→ Given information
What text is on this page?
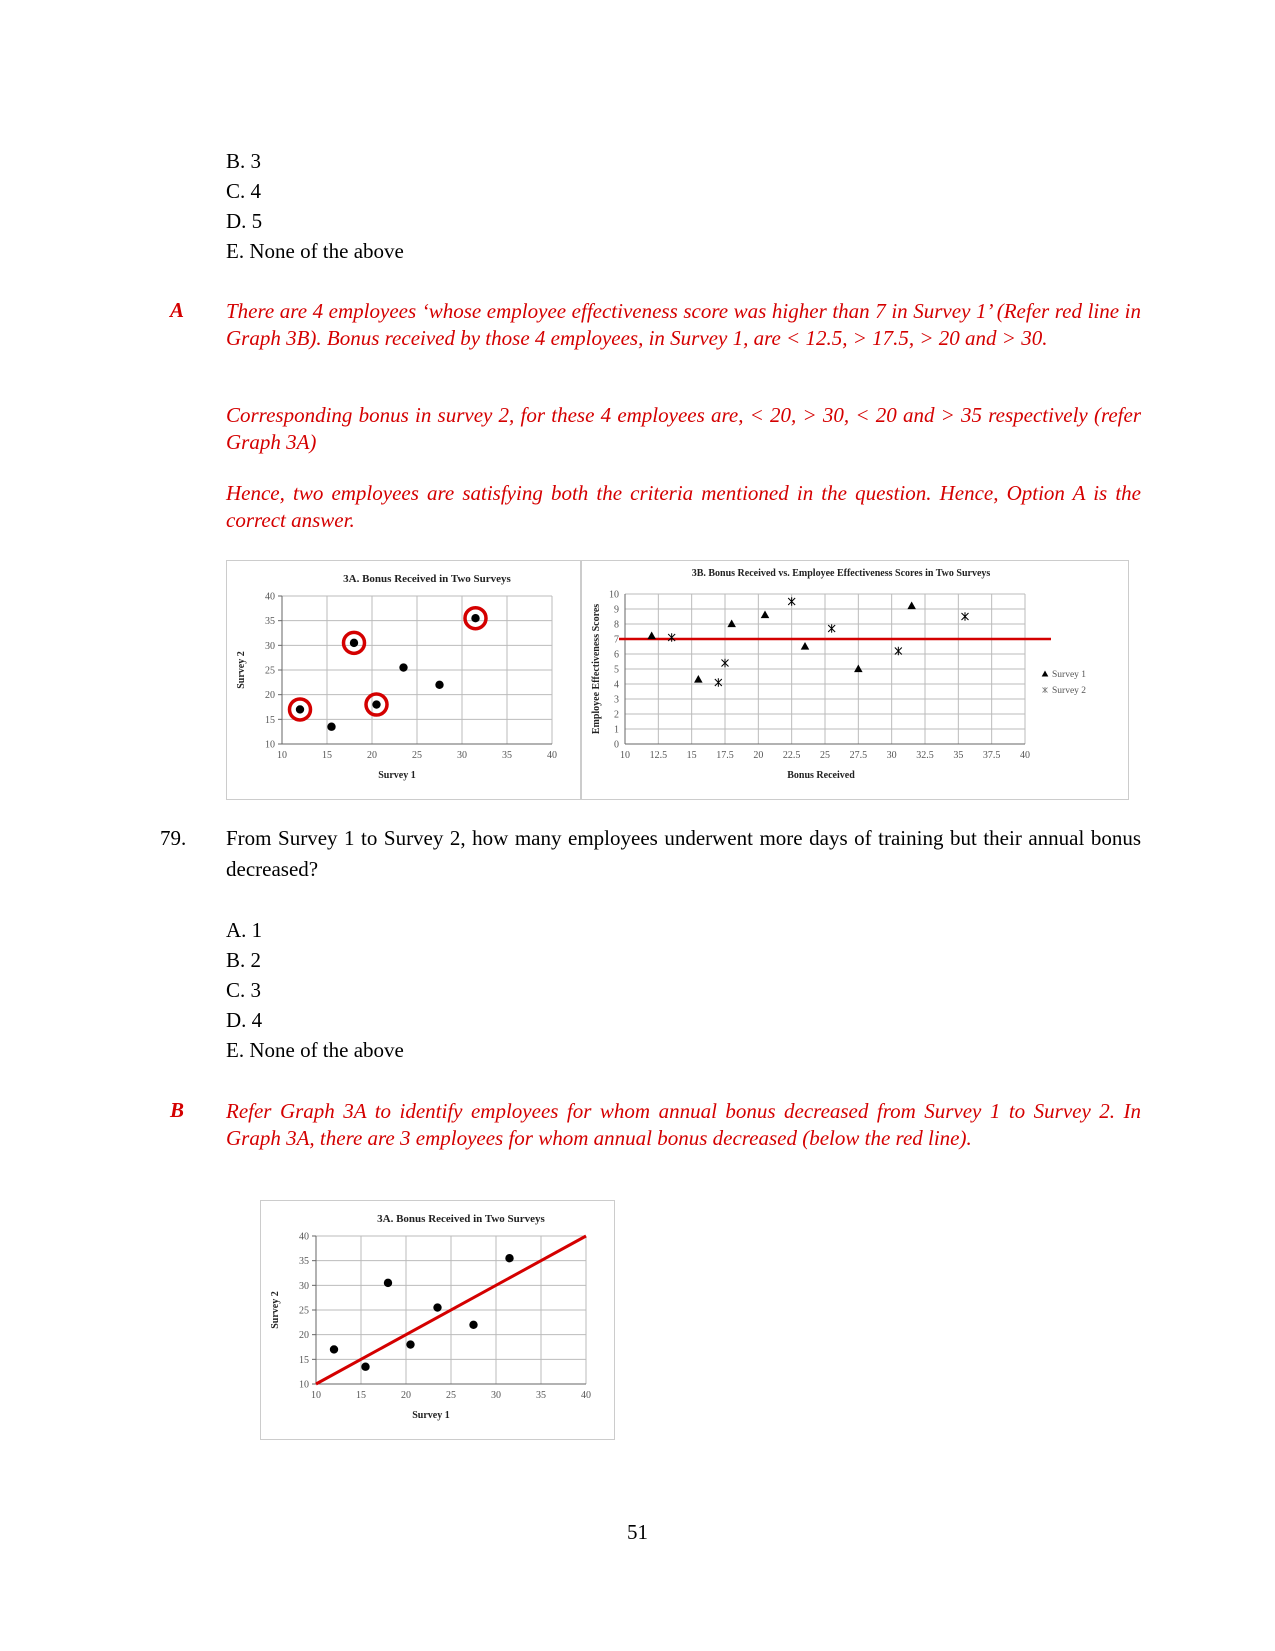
B. 3
C. 4
D. 5
E. None of the above
A There are 4 employees ‘whose employee effectiveness score was higher than 7 in Survey 1’ (Refer red line in Graph 3B). Bonus received by those 4 employees, in Survey 1, are < 12.5, > 17.5, > 20 and > 30.
Corresponding bonus in survey 2, for these 4 employees are, < 20, > 30, < 20 and > 35 respectively (refer Graph 3A)
Hence, two employees are satisfying both the criteria mentioned in the question. Hence, Option A is the correct answer.
3A. Bonus Received in Two Surveys
10	15	20	25	30	35	40
10
15
20
25
30
35
40
Survey 1
Survey 2
3B. Bonus Received vs. Employee Effectiveness Scores in Two Surveys
10 12.5 15 17.5 20 22.5 25 27.5 30 32.5 35 37.5 40
0
1
2
3
4
5
6
7
8
9
10
Bonus Received
Employee Effectiveness Scores	Survey 1
Survey 2
79. From Survey 1 to Survey 2, how many employees underwent more days of training but their annual bonus decreased?
A. 1
B. 2
C. 3
D. 4
E. None of the above
B Refer Graph 3A to identify employees for whom annual bonus decreased from Survey 1 to Survey 2. In Graph 3A, there are 3 employees for whom annual bonus decreased (below the red line).
3A. Bonus Received in Two Surveys
10	15	20	25	30	35	40
10
15
20
25
30
35
40
Survey 1
Survey 2
51
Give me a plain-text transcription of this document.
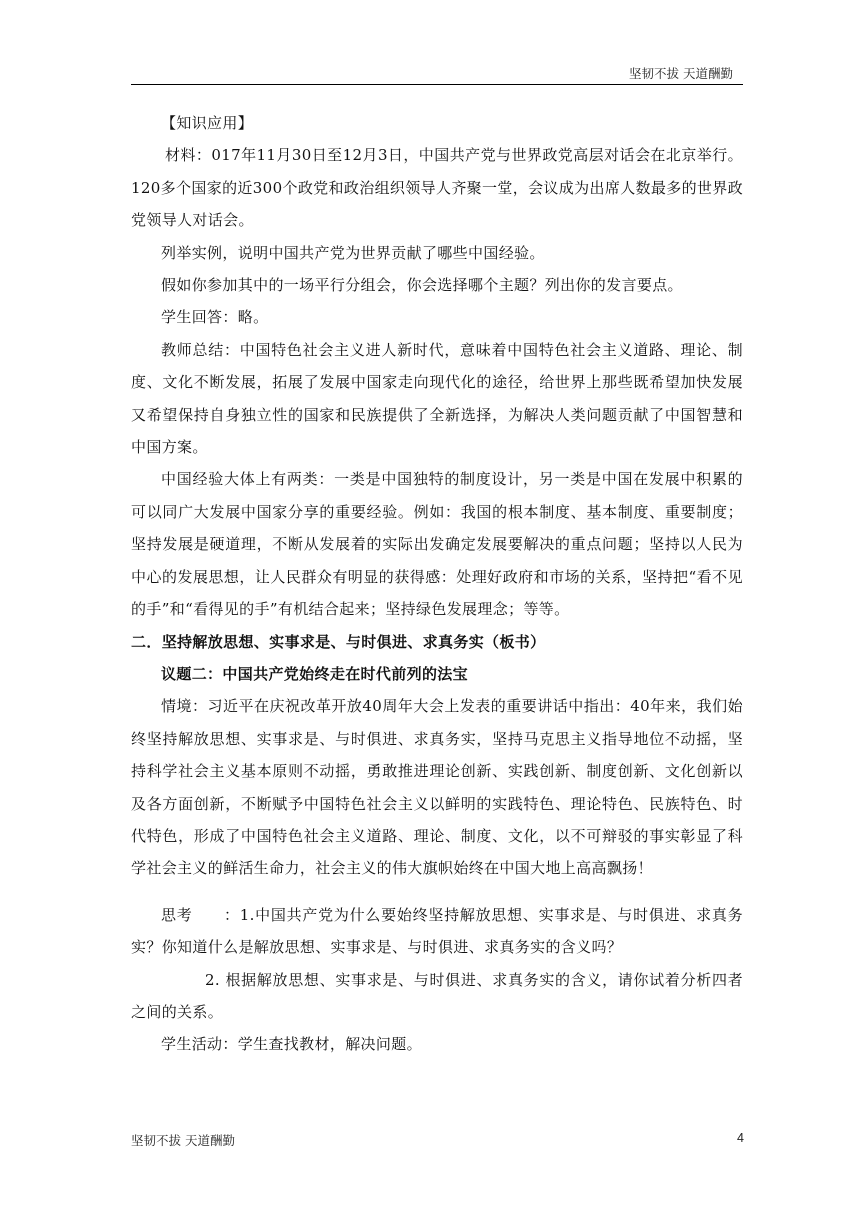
坚韧不拔 天道酬勤

【知识应用】

材料：017年11月30日至12月3日，中国共产党与世界政党高层对话会在北京举行。120多个国家的近300个政党和政治组织领导人齐聚一堂，会议成为出席人数最多的世界政党领导人对话会。

列举实例，说明中国共产党为世界贡献了哪些中国经验。

假如你参加其中的一场平行分组会，你会选择哪个主题？列出你的发言要点。

学生回答：略。

教师总结：中国特色社会主义进人新时代，意味着中国特色社会主义道路、理论、制度、文化不断发展，拓展了发展中国家走向现代化的途径，给世界上那些既希望加快发展又希望保持自身独立性的国家和民族提供了全新选择，为解决人类问题贡献了中国智慧和中国方案。

中国经验大体上有两类：一类是中国独特的制度设计，另一类是中国在发展中积累的可以同广大发展中国家分享的重要经验。例如：我国的根本制度、基本制度、重要制度；坚持发展是硬道理，不断从发展着的实际出发确定发展要解决的重点问题；坚持以人民为中心的发展思想，让人民群众有明显的获得感：处理好政府和市场的关系，坚持把“看不见的手”和“看得见的手”有机结合起来；坚持绿色发展理念；等等。

二．坚持解放思想、实事求是、与时俱进、求真务实（板书）

议题二：中国共产党始终走在时代前列的法宝

情境：习近平在庆祝改革开放40周年大会上发表的重要讲话中指出：40年来，我们始终坚持解放思想、实事求是、与时俱进、求真务实，坚持马克思主义指导地位不动摇，坚持科学社会主义基本原则不动摇，勇敢推进理论创新、实践创新、制度创新、文化创新以及各方面创新，不断赋予中国特色社会主义以鲜明的实践特色、理论特色、民族特色、时代特色，形成了中国特色社会主义道路、理论、制度、文化，以不可辩驳的事实彰显了科学社会主义的鲜活生命力，社会主义的伟大旗帜始终在中国大地上高高飘扬！

思考　　：1.中国共产党为什么要始终坚持解放思想、实事求是、与时俱进、求真务实？你知道什么是解放思想、实事求是、与时俱进、求真务实的含义吗？

2. 根据解放思想、实事求是、与时俱进、求真务实的含义，请你试着分析四者之间的关系。

学生活动：学生查找教材，解决问题。

坚韧不拔 天道酬勤	4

→ Work required
Extract the full listing exactly, with the pictures left out.

→ Final answer
What text is on this page?
B. 3
C. 4
D. 5
E. None of the above
A There are 4 employees ‘whose employee effectiveness score was higher than 7 in Survey 1’ (Refer red line in Graph 3B). Bonus received by those 4 employees, in Survey 1, are < 12.5, > 17.5, > 20 and > 30.
Corresponding bonus in survey 2, for these 4 employees are, < 20, > 30, < 20 and > 35 respectively (refer Graph 3A)
Hence, two employees are satisfying both the criteria mentioned in the question. Hence, Option A is the correct answer.
3A. Bonus Received in Two Surveys
10	15	20	25	30	35	40
10
15
20
25
30
35
40
Survey 1
Survey 2
3B. Bonus Received vs. Employee Effectiveness Scores in Two Surveys
10 12.5 15 17.5 20 22.5 25 27.5 30 32.5 35 37.5 40
0
1
2
3
4
5
6
7
8
9
10
Bonus Received
Employee Effectiveness Scores	Survey 1
Survey 2
79. From Survey 1 to Survey 2, how many employees underwent more days of training but their annual bonus decreased?
A. 1
B. 2
C. 3
D. 4
E. None of the above
B Refer Graph 3A to identify employees for whom annual bonus decreased from Survey 1 to Survey 2. In Graph 3A, there are 3 employees for whom annual bonus decreased (below the red line).
3A. Bonus Received in Two Surveys
10	15	20	25	30	35	40
10
15
20
25
30
35
40
Survey 1
Survey 2
51
Give me a plain-text transcription of this document.
坚韧不拔 天道酬勤

【知识应用】

材料：017年11月30日至12月3日，中国共产党与世界政党高层对话会在北京举行。120多个国家的近300个政党和政治组织领导人齐聚一堂，会议成为出席人数最多的世界政党领导人对话会。

列举实例，说明中国共产党为世界贡献了哪些中国经验。

假如你参加其中的一场平行分组会，你会选择哪个主题？列出你的发言要点。

学生回答：略。

教师总结：中国特色社会主义进人新时代，意味着中国特色社会主义道路、理论、制度、文化不断发展，拓展了发展中国家走向现代化的途径，给世界上那些既希望加快发展又希望保持自身独立性的国家和民族提供了全新选择，为解决人类问题贡献了中国智慧和中国方案。

中国经验大体上有两类：一类是中国独特的制度设计，另一类是中国在发展中积累的可以同广大发展中国家分享的重要经验。例如：我国的根本制度、基本制度、重要制度；坚持发展是硬道理，不断从发展着的实际出发确定发展要解决的重点问题；坚持以人民为中心的发展思想，让人民群众有明显的获得感：处理好政府和市场的关系，坚持把“看不见的手”和“看得见的手”有机结合起来；坚持绿色发展理念；等等。

二．坚持解放思想、实事求是、与时俱进、求真务实（板书）

议题二：中国共产党始终走在时代前列的法宝

情境：习近平在庆祝改革开放40周年大会上发表的重要讲话中指出：40年来，我们始终坚持解放思想、实事求是、与时俱进、求真务实，坚持马克思主义指导地位不动摇，坚持科学社会主义基本原则不动摇，勇敢推进理论创新、实践创新、制度创新、文化创新以及各方面创新，不断赋予中国特色社会主义以鲜明的实践特色、理论特色、民族特色、时代特色，形成了中国特色社会主义道路、理论、制度、文化，以不可辩驳的事实彰显了科学社会主义的鲜活生命力，社会主义的伟大旗帜始终在中国大地上高高飘扬！

思考　　：1.中国共产党为什么要始终坚持解放思想、实事求是、与时俱进、求真务实？你知道什么是解放思想、实事求是、与时俱进、求真务实的含义吗？

2. 根据解放思想、实事求是、与时俱进、求真务实的含义，请你试着分析四者之间的关系。

学生活动：学生查找教材，解决问题。

坚韧不拔 天道酬勤	4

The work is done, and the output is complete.